Given request: Each entry here needs to be set down again exactly, please; pictures are left out.

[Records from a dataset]
───
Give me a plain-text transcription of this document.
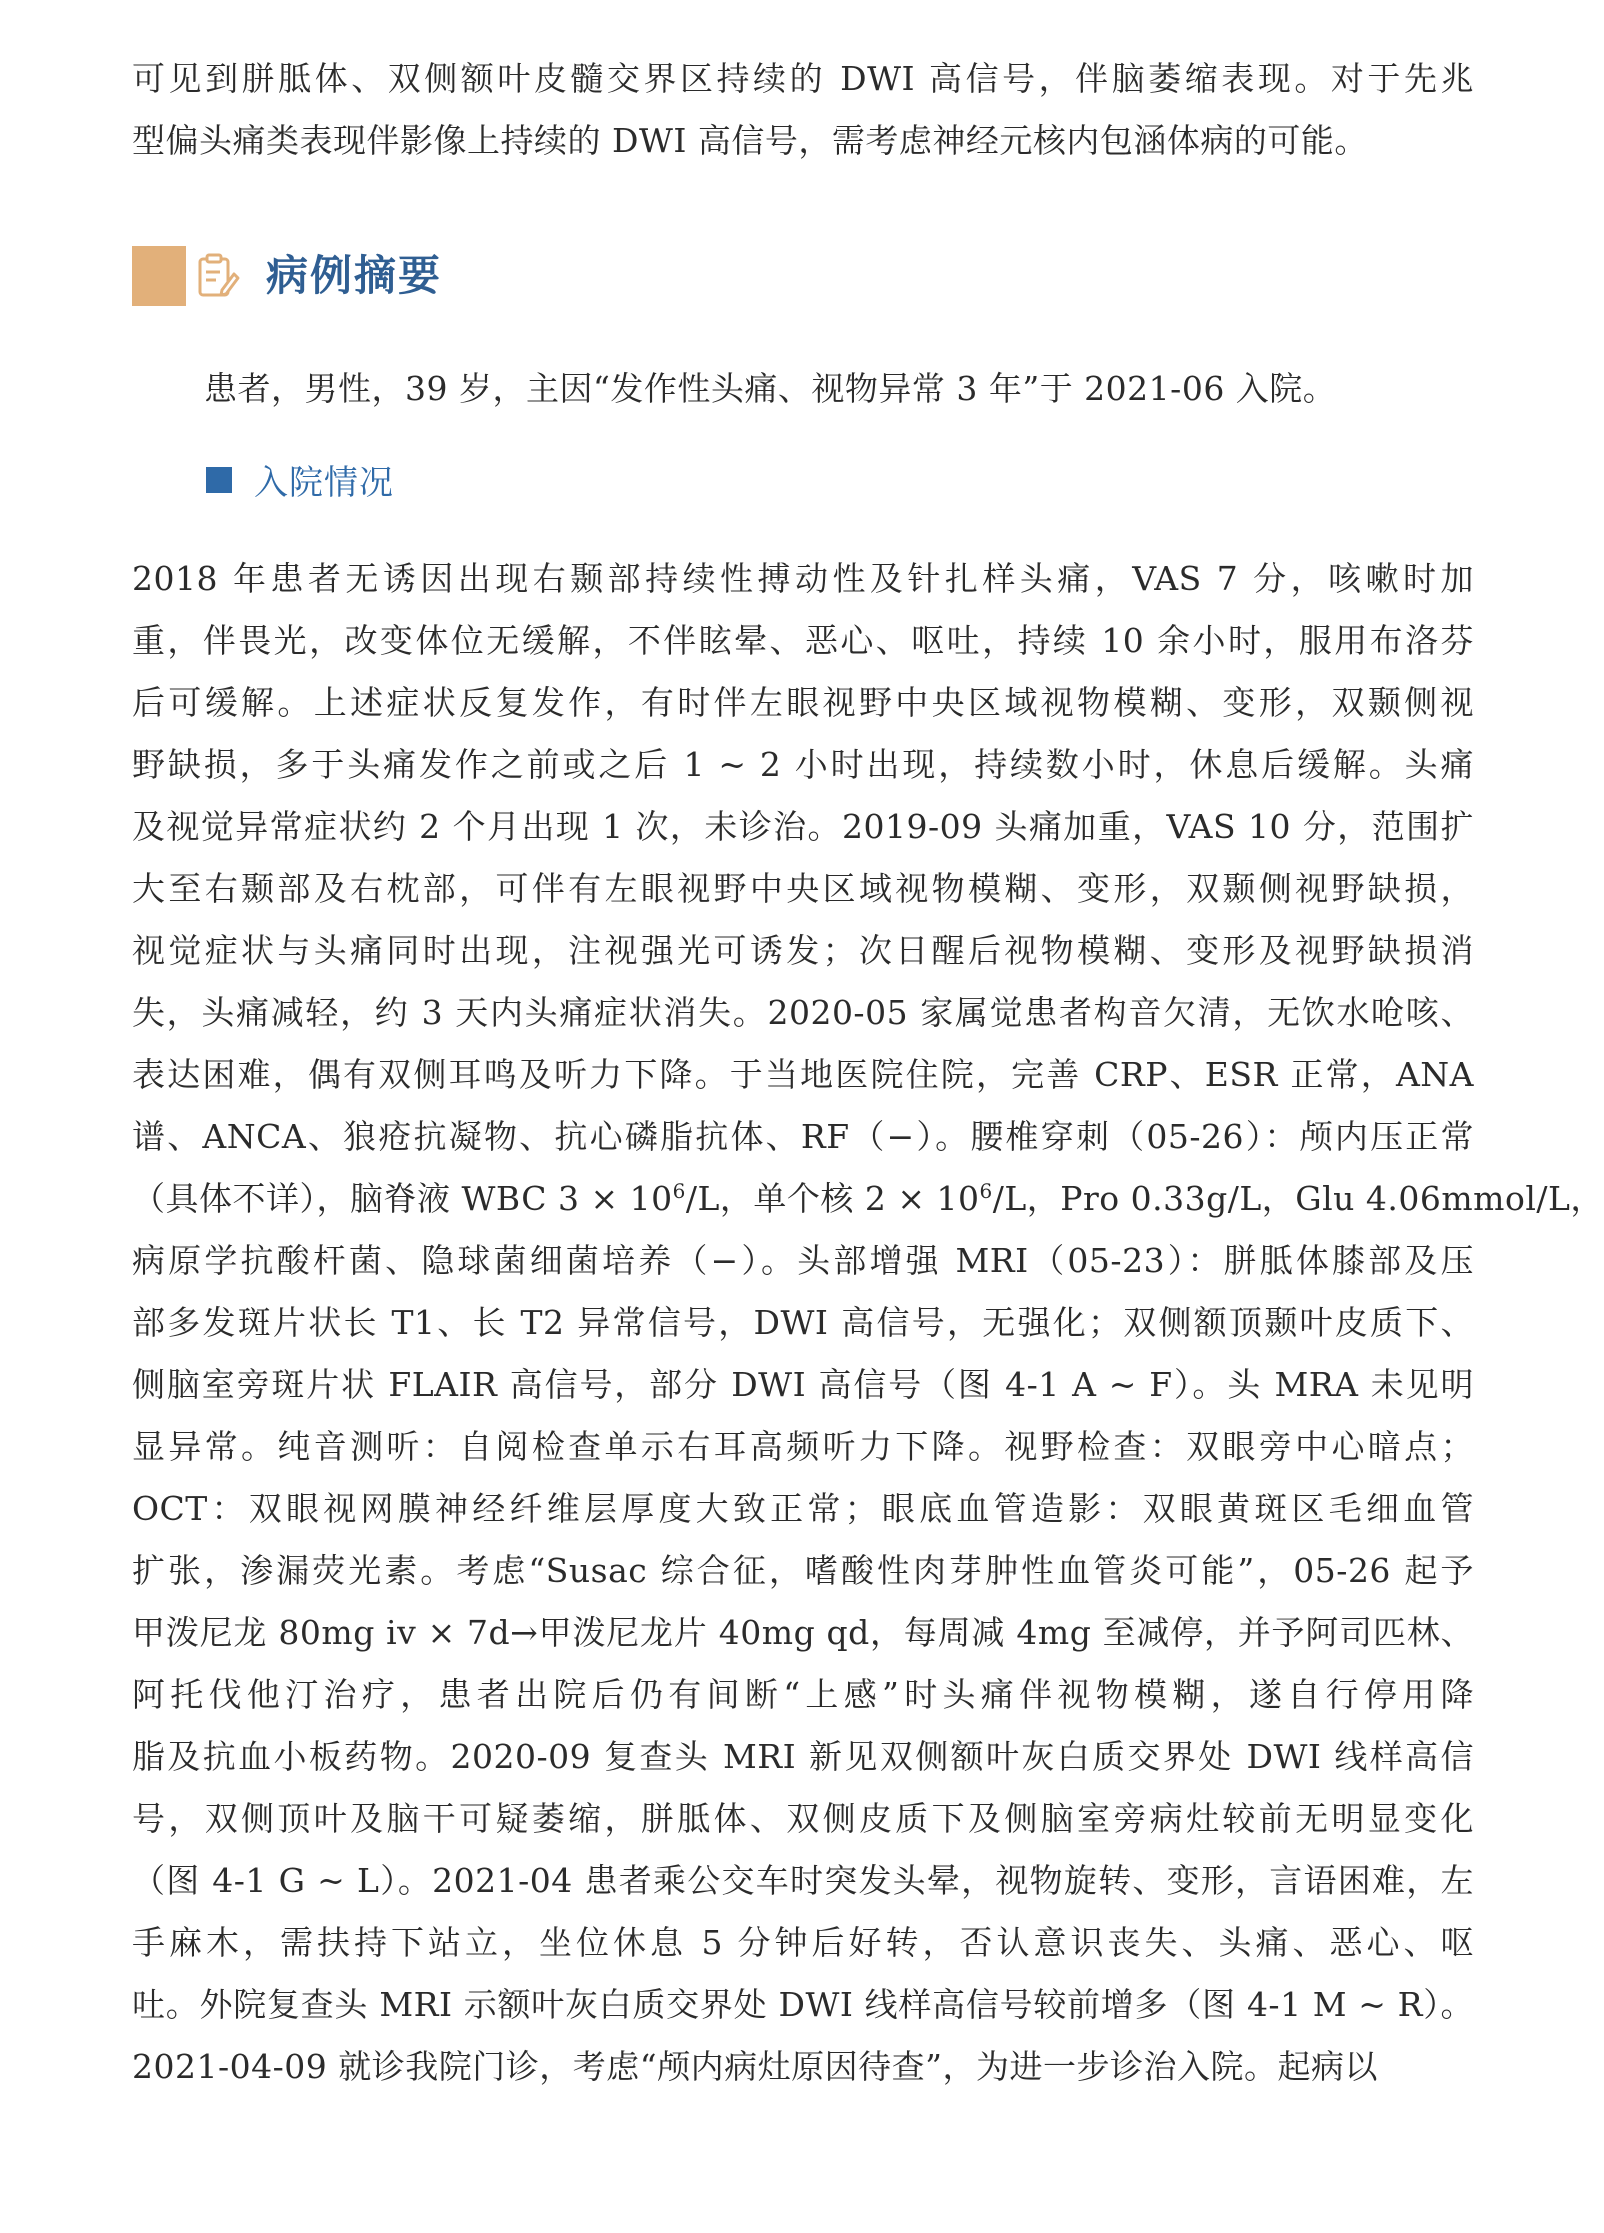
可见到胼胝体、双侧额叶皮髓交界区持续的 DWI 高信号，伴脑萎缩表现。对于先兆
型偏头痛类表现伴影像上持续的 DWI 高信号，需考虑神经元核内包涵体病的可能。
病例摘要

患者，男性，39 岁，主因“发作性头痛、视物异常 3 年”于 2021-06 入院。

入院情况
2018 年患者无诱因出现右颞部持续性搏动性及针扎样头痛，VAS 7 分，咳嗽时加
重，伴畏光，改变体位无缓解，不伴眩晕、恶心、呕吐，持续 10 余小时，服用布洛芬
后可缓解。上述症状反复发作，有时伴左眼视野中央区域视物模糊、变形，双颞侧视
野缺损，多于头痛发作之前或之后 1 ~ 2 小时出现，持续数小时，休息后缓解。头痛
及视觉异常症状约 2 个月出现 1 次，未诊治。2019-09 头痛加重，VAS 10 分，范围扩
大至右颞部及右枕部，可伴有左眼视野中央区域视物模糊、变形，双颞侧视野缺损，
视觉症状与头痛同时出现，注视强光可诱发；次日醒后视物模糊、变形及视野缺损消
失，头痛减轻，约 3 天内头痛症状消失。2020-05 家属觉患者构音欠清，无饮水呛咳、
表达困难，偶有双侧耳鸣及听力下降。于当地医院住院，完善 CRP、ESR 正常，ANA
谱、ANCA、狼疮抗凝物、抗心磷脂抗体、RF（−）。腰椎穿刺（05-26）：颅内压正常
（具体不详），脑脊液 WBC $3 \times 10^6/L$，单个核 $2 \times 10^6/L$，Pro 0.33g/L，Glu 4.06mmol/L，
病原学抗酸杆菌、隐球菌细菌培养（−）。头部增强 MRI（05-23）：胼胝体膝部及压
部多发斑片状长 T1、长 T2 异常信号，DWI 高信号，无强化；双侧额顶颞叶皮质下、
侧脑室旁斑片状 FLAIR 高信号，部分 DWI 高信号（图 4-1 A ~ F）。头 MRA 未见明
显异常。纯音测听：自阅检查单示右耳高频听力下降。视野检查：双眼旁中心暗点；
OCT：双眼视网膜神经纤维层厚度大致正常；眼底血管造影：双眼黄斑区毛细血管
扩张，渗漏荧光素。考虑“Susac 综合征，嗜酸性肉芽肿性血管炎可能”，05-26 起予
甲泼尼龙 80mg iv × 7d→甲泼尼龙片 40mg qd，每周减 4mg 至减停，并予阿司匹林、
阿托伐他汀治疗，患者出院后仍有间断“上感”时头痛伴视物模糊，遂自行停用降
脂及抗血小板药物。2020-09 复查头 MRI 新见双侧额叶灰白质交界处 DWI 线样高信
号，双侧顶叶及脑干可疑萎缩，胼胝体、双侧皮质下及侧脑室旁病灶较前无明显变化
（图 4-1 G ~ L）。2021-04 患者乘公交车时突发头晕，视物旋转、变形，言语困难，左
手麻木，需扶持下站立，坐位休息 5 分钟后好转，否认意识丧失、头痛、恶心、呕
吐。外院复查头 MRI 示额叶灰白质交界处 DWI 线样高信号较前增多（图 4-1 M ~ R）。
2021-04-09 就诊我院门诊，考虑“颅内病灶原因待查”，为进一步诊治入院。起病以
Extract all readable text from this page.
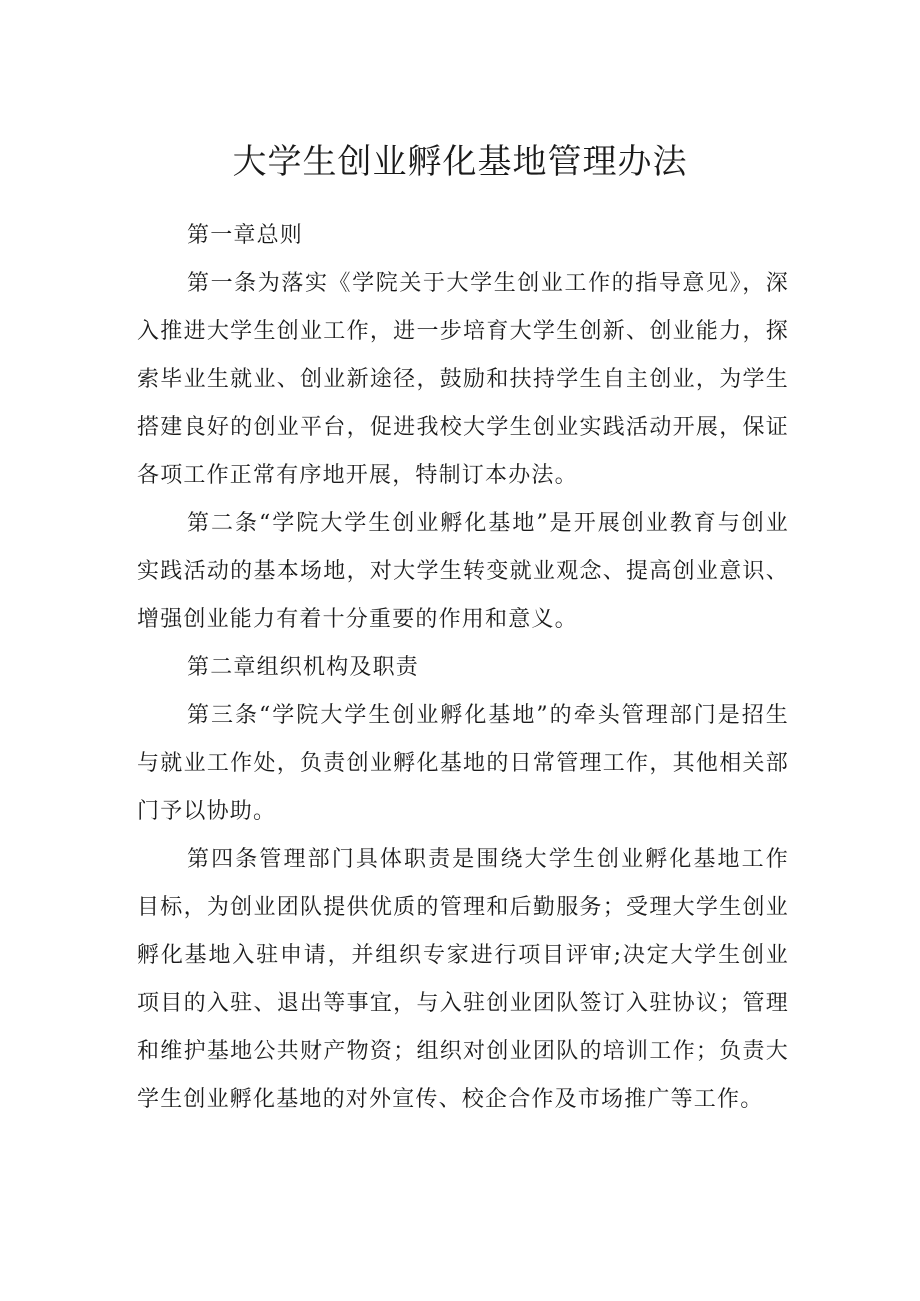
大学生创业孵化基地管理办法

第一章总则

第一条为落实《学院关于大学生创业工作的指导意见》，深入推进大学生创业工作，进一步培育大学生创新、创业能力，探索毕业生就业、创业新途径，鼓励和扶持学生自主创业，为学生搭建良好的创业平台，促进我校大学生创业实践活动开展，保证各项工作正常有序地开展，特制订本办法。

第二条“学院大学生创业孵化基地”是开展创业教育与创业实践活动的基本场地，对大学生转变就业观念、提高创业意识、增强创业能力有着十分重要的作用和意义。

第二章组织机构及职责

第三条“学院大学生创业孵化基地”的牵头管理部门是招生与就业工作处，负责创业孵化基地的日常管理工作，其他相关部门予以协助。

第四条管理部门具体职责是围绕大学生创业孵化基地工作目标，为创业团队提供优质的管理和后勤服务；受理大学生创业孵化基地入驻申请，并组织专家进行项目评审;决定大学生创业项目的入驻、退出等事宜，与入驻创业团队签订入驻协议；管理和维护基地公共财产物资；组织对创业团队的培训工作；负责大学生创业孵化基地的对外宣传、校企合作及市场推广等工作。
───
Exercise solution:
Give me a plain-text transcription of this document.
可见到胼胝体、双侧额叶皮髓交界区持续的 DWI 高信号，伴脑萎缩表现。对于先兆
型偏头痛类表现伴影像上持续的 DWI 高信号，需考虑神经元核内包涵体病的可能。
病例摘要

患者，男性，39 岁，主因“发作性头痛、视物异常 3 年”于 2021-06 入院。

入院情况
2018 年患者无诱因出现右颞部持续性搏动性及针扎样头痛，VAS 7 分，咳嗽时加
重，伴畏光，改变体位无缓解，不伴眩晕、恶心、呕吐，持续 10 余小时，服用布洛芬
后可缓解。上述症状反复发作，有时伴左眼视野中央区域视物模糊、变形，双颞侧视
野缺损，多于头痛发作之前或之后 1 ~ 2 小时出现，持续数小时，休息后缓解。头痛
及视觉异常症状约 2 个月出现 1 次，未诊治。2019-09 头痛加重，VAS 10 分，范围扩
大至右颞部及右枕部，可伴有左眼视野中央区域视物模糊、变形，双颞侧视野缺损，
视觉症状与头痛同时出现，注视强光可诱发；次日醒后视物模糊、变形及视野缺损消
失，头痛减轻，约 3 天内头痛症状消失。2020-05 家属觉患者构音欠清，无饮水呛咳、
表达困难，偶有双侧耳鸣及听力下降。于当地医院住院，完善 CRP、ESR 正常，ANA
谱、ANCA、狼疮抗凝物、抗心磷脂抗体、RF（−）。腰椎穿刺（05-26）：颅内压正常
（具体不详），脑脊液 WBC $3 \times 10^6/L$，单个核 $2 \times 10^6/L$，Pro 0.33g/L，Glu 4.06mmol/L，
病原学抗酸杆菌、隐球菌细菌培养（−）。头部增强 MRI（05-23）：胼胝体膝部及压
部多发斑片状长 T1、长 T2 异常信号，DWI 高信号，无强化；双侧额顶颞叶皮质下、
侧脑室旁斑片状 FLAIR 高信号，部分 DWI 高信号（图 4-1 A ~ F）。头 MRA 未见明
显异常。纯音测听：自阅检查单示右耳高频听力下降。视野检查：双眼旁中心暗点；
OCT：双眼视网膜神经纤维层厚度大致正常；眼底血管造影：双眼黄斑区毛细血管
扩张，渗漏荧光素。考虑“Susac 综合征，嗜酸性肉芽肿性血管炎可能”，05-26 起予
甲泼尼龙 80mg iv × 7d→甲泼尼龙片 40mg qd，每周减 4mg 至减停，并予阿司匹林、
阿托伐他汀治疗，患者出院后仍有间断“上感”时头痛伴视物模糊，遂自行停用降
脂及抗血小板药物。2020-09 复查头 MRI 新见双侧额叶灰白质交界处 DWI 线样高信
号，双侧顶叶及脑干可疑萎缩，胼胝体、双侧皮质下及侧脑室旁病灶较前无明显变化
（图 4-1 G ~ L）。2021-04 患者乘公交车时突发头晕，视物旋转、变形，言语困难，左
手麻木，需扶持下站立，坐位休息 5 分钟后好转，否认意识丧失、头痛、恶心、呕
吐。外院复查头 MRI 示额叶灰白质交界处 DWI 线样高信号较前增多（图 4-1 M ~ R）。
2021-04-09 就诊我院门诊，考虑“颅内病灶原因待查”，为进一步诊治入院。起病以
Extract all readable text from this page.
大学生创业孵化基地管理办法

第一章总则

第一条为落实《学院关于大学生创业工作的指导意见》，深入推进大学生创业工作，进一步培育大学生创新、创业能力，探索毕业生就业、创业新途径，鼓励和扶持学生自主创业，为学生搭建良好的创业平台，促进我校大学生创业实践活动开展，保证各项工作正常有序地开展，特制订本办法。

第二条“学院大学生创业孵化基地”是开展创业教育与创业实践活动的基本场地，对大学生转变就业观念、提高创业意识、增强创业能力有着十分重要的作用和意义。

第二章组织机构及职责

第三条“学院大学生创业孵化基地”的牵头管理部门是招生与就业工作处，负责创业孵化基地的日常管理工作，其他相关部门予以协助。

第四条管理部门具体职责是围绕大学生创业孵化基地工作目标，为创业团队提供优质的管理和后勤服务；受理大学生创业孵化基地入驻申请，并组织专家进行项目评审;决定大学生创业项目的入驻、退出等事宜，与入驻创业团队签订入驻协议；管理和维护基地公共财产物资；组织对创业团队的培训工作；负责大学生创业孵化基地的对外宣传、校企合作及市场推广等工作。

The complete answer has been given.